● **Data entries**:
______
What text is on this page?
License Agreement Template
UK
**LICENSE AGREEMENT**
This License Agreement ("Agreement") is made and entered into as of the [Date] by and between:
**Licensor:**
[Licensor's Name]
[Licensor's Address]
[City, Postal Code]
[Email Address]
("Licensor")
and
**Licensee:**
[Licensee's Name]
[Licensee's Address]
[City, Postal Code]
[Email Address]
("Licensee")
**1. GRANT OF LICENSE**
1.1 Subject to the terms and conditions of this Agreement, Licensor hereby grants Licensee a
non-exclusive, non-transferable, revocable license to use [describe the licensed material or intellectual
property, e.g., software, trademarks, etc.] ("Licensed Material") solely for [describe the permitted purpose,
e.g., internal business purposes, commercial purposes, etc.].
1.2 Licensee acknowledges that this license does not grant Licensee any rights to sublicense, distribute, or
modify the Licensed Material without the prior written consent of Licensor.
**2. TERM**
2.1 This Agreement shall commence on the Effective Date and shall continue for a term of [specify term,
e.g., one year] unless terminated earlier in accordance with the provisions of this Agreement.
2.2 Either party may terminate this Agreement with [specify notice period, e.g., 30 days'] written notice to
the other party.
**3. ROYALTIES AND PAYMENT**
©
______
Extract each line from the listing above, please, and repeat it exactly.

What text is on this page?
License Agreement Template
UK
**LICENSE AGREEMENT**
This License Agreement ("Agreement") is made and entered into as of the [Date] by and between:
**Licensor:**
[Licensor's Name]
[Licensor's Address]
[City, Postal Code]
[Email Address]
("Licensor")
and
**Licensee:**
[Licensee's Name]
[Licensee's Address]
[City, Postal Code]
[Email Address]
("Licensee")
**1. GRANT OF LICENSE**
1.1 Subject to the terms and conditions of this Agreement, Licensor hereby grants Licensee a
non-exclusive, non-transferable, revocable license to use [describe the licensed material or intellectual
property, e.g., software, trademarks, etc.] ("Licensed Material") solely for [describe the permitted purpose,
e.g., internal business purposes, commercial purposes, etc.].
1.2 Licensee acknowledges that this license does not grant Licensee any rights to sublicense, distribute, or
modify the Licensed Material without the prior written consent of Licensor.
**2. TERM**
2.1 This Agreement shall commence on the Effective Date and shall continue for a term of [specify term,
e.g., one year] unless terminated earlier in accordance with the provisions of this Agreement.
2.2 Either party may terminate this Agreement with [specify notice period, e.g., 30 days'] written notice to
the other party.
**3. ROYALTIES AND PAYMENT**
©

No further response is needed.